### GIVEN EXERCISE
All of the data that follows should be retyped exactly, please, except the pictures.

(Records)

════════════════

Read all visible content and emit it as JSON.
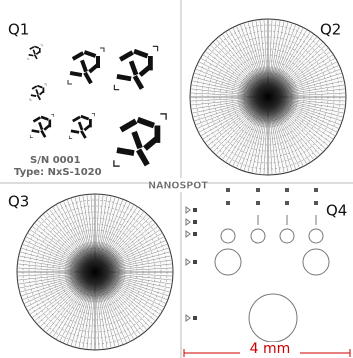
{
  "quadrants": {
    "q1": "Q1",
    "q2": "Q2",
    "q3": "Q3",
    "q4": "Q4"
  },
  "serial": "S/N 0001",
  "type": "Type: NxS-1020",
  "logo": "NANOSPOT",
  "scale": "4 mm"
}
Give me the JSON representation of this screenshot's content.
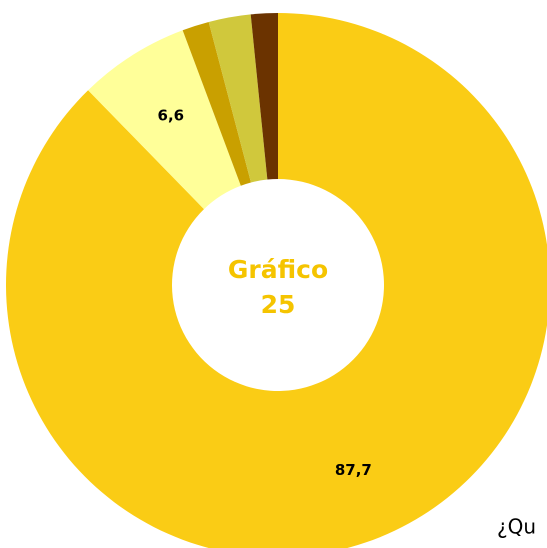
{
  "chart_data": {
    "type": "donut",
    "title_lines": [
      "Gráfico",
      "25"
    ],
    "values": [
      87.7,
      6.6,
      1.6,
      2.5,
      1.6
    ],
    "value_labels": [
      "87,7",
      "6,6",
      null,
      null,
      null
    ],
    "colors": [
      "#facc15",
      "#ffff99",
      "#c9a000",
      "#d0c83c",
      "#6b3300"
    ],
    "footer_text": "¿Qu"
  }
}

════════════════

### COMPLETE OUTPUT
Read all visible content and emit it as JSON.
{
  "quadrants": {
    "q1": "Q1",
    "q2": "Q2",
    "q3": "Q3",
    "q4": "Q4"
  },
  "serial": "S/N 0001",
  "type": "Type: NxS-1020",
  "logo": "NANOSPOT",
  "scale": "4 mm"
}
Give me the JSON representation of this screenshot's content.
{
  "chart_data": {
    "type": "donut",
    "title_lines": [
      "Gráfico",
      "25"
    ],
    "values": [
      87.7,
      6.6,
      1.6,
      2.5,
      1.6
    ],
    "value_labels": [
      "87,7",
      "6,6",
      null,
      null,
      null
    ],
    "colors": [
      "#facc15",
      "#ffff99",
      "#c9a000",
      "#d0c83c",
      "#6b3300"
    ],
    "footer_text": "¿Qu"
  }
}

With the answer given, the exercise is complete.